◆ Your instructions
Reproduce the listing below in its entirety. Change nothing.

◆ Given data
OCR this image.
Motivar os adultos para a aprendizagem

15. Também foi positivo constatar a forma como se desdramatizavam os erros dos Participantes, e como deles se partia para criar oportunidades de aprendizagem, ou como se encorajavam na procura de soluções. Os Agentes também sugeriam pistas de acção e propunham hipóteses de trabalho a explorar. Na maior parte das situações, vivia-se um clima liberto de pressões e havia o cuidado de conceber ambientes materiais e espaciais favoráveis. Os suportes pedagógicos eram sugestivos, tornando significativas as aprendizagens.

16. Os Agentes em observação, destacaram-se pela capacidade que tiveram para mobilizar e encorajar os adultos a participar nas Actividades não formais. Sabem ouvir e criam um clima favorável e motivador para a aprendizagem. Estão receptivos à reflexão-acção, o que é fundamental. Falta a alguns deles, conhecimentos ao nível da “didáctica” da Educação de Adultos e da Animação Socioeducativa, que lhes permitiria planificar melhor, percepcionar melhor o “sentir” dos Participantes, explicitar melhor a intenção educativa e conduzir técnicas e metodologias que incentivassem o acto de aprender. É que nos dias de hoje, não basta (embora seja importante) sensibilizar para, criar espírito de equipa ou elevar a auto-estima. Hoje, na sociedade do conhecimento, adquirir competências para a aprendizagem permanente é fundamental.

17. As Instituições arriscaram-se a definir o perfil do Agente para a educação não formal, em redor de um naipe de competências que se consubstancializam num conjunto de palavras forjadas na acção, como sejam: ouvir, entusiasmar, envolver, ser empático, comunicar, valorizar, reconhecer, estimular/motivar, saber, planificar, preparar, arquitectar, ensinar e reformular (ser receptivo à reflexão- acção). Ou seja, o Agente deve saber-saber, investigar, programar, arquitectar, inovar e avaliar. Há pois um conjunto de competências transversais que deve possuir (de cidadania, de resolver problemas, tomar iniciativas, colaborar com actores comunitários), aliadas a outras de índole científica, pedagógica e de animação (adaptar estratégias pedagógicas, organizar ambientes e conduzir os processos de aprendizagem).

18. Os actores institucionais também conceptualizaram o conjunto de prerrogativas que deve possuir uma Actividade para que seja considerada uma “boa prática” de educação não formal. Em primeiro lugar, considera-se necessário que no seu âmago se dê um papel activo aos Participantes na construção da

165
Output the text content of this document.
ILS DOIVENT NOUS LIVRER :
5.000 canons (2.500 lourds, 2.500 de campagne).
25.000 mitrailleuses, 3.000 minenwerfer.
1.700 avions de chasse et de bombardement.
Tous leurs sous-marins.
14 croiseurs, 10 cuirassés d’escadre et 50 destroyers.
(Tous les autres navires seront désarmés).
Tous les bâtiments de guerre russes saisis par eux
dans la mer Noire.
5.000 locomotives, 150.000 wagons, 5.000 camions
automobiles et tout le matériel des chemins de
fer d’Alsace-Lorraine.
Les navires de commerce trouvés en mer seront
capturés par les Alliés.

◆ Task result
OCR this image.
Motivar os adultos para a aprendizagem

15. Também foi positivo constatar a forma como se desdramatizavam os erros dos Participantes, e como deles se partia para criar oportunidades de aprendizagem, ou como se encorajavam na procura de soluções. Os Agentes também sugeriam pistas de acção e propunham hipóteses de trabalho a explorar. Na maior parte das situações, vivia-se um clima liberto de pressões e havia o cuidado de conceber ambientes materiais e espaciais favoráveis. Os suportes pedagógicos eram sugestivos, tornando significativas as aprendizagens.

16. Os Agentes em observação, destacaram-se pela capacidade que tiveram para mobilizar e encorajar os adultos a participar nas Actividades não formais. Sabem ouvir e criam um clima favorável e motivador para a aprendizagem. Estão receptivos à reflexão-acção, o que é fundamental. Falta a alguns deles, conhecimentos ao nível da “didáctica” da Educação de Adultos e da Animação Socioeducativa, que lhes permitiria planificar melhor, percepcionar melhor o “sentir” dos Participantes, explicitar melhor a intenção educativa e conduzir técnicas e metodologias que incentivassem o acto de aprender. É que nos dias de hoje, não basta (embora seja importante) sensibilizar para, criar espírito de equipa ou elevar a auto-estima. Hoje, na sociedade do conhecimento, adquirir competências para a aprendizagem permanente é fundamental.

17. As Instituições arriscaram-se a definir o perfil do Agente para a educação não formal, em redor de um naipe de competências que se consubstancializam num conjunto de palavras forjadas na acção, como sejam: ouvir, entusiasmar, envolver, ser empático, comunicar, valorizar, reconhecer, estimular/motivar, saber, planificar, preparar, arquitectar, ensinar e reformular (ser receptivo à reflexão- acção). Ou seja, o Agente deve saber-saber, investigar, programar, arquitectar, inovar e avaliar. Há pois um conjunto de competências transversais que deve possuir (de cidadania, de resolver problemas, tomar iniciativas, colaborar com actores comunitários), aliadas a outras de índole científica, pedagógica e de animação (adaptar estratégias pedagógicas, organizar ambientes e conduzir os processos de aprendizagem).

18. Os actores institucionais também conceptualizaram o conjunto de prerrogativas que deve possuir uma Actividade para que seja considerada uma “boa prática” de educação não formal. Em primeiro lugar, considera-se necessário que no seu âmago se dê um papel activo aos Participantes na construção da

165
Output the text content of this document.
ILS DOIVENT NOUS LIVRER :
5.000 canons (2.500 lourds, 2.500 de campagne).
25.000 mitrailleuses, 3.000 minenwerfer.
1.700 avions de chasse et de bombardement.
Tous leurs sous-marins.
14 croiseurs, 10 cuirassés d’escadre et 50 destroyers.
(Tous les autres navires seront désarmés).
Tous les bâtiments de guerre russes saisis par eux
dans la mer Noire.
5.000 locomotives, 150.000 wagons, 5.000 camions
automobiles et tout le matériel des chemins de
fer d’Alsace-Lorraine.
Les navires de commerce trouvés en mer seront
capturés par les Alliés.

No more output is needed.